* **Page text entries**:
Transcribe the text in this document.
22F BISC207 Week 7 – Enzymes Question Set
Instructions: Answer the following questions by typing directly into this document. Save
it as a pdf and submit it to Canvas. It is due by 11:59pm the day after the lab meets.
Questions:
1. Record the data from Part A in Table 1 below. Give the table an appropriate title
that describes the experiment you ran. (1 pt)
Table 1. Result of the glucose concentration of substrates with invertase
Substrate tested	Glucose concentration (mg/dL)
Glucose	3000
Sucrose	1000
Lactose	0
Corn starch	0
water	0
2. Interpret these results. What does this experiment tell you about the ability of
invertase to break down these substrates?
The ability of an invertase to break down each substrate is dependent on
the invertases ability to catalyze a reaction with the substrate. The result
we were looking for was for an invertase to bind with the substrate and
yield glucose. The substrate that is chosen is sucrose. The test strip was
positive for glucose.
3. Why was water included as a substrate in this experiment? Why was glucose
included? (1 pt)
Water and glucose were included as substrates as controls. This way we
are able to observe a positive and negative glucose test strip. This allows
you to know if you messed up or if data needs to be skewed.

* **Instructions for the task**:
For each record above, write it out again exactly.

* **Solved problem**:
Transcribe the text in this document.
22F BISC207 Week 7 – Enzymes Question Set
Instructions: Answer the following questions by typing directly into this document. Save
it as a pdf and submit it to Canvas. It is due by 11:59pm the day after the lab meets.
Questions:
1. Record the data from Part A in Table 1 below. Give the table an appropriate title
that describes the experiment you ran. (1 pt)
Table 1. Result of the glucose concentration of substrates with invertase
Substrate tested	Glucose concentration (mg/dL)
Glucose	3000
Sucrose	1000
Lactose	0
Corn starch	0
water	0
2. Interpret these results. What does this experiment tell you about the ability of
invertase to break down these substrates?
The ability of an invertase to break down each substrate is dependent on
the invertases ability to catalyze a reaction with the substrate. The result
we were looking for was for an invertase to bind with the substrate and
yield glucose. The substrate that is chosen is sucrose. The test strip was
positive for glucose.
3. Why was water included as a substrate in this experiment? Why was glucose
included? (1 pt)
Water and glucose were included as substrates as controls. This way we
are able to observe a positive and negative glucose test strip. This allows
you to know if you messed up or if data needs to be skewed.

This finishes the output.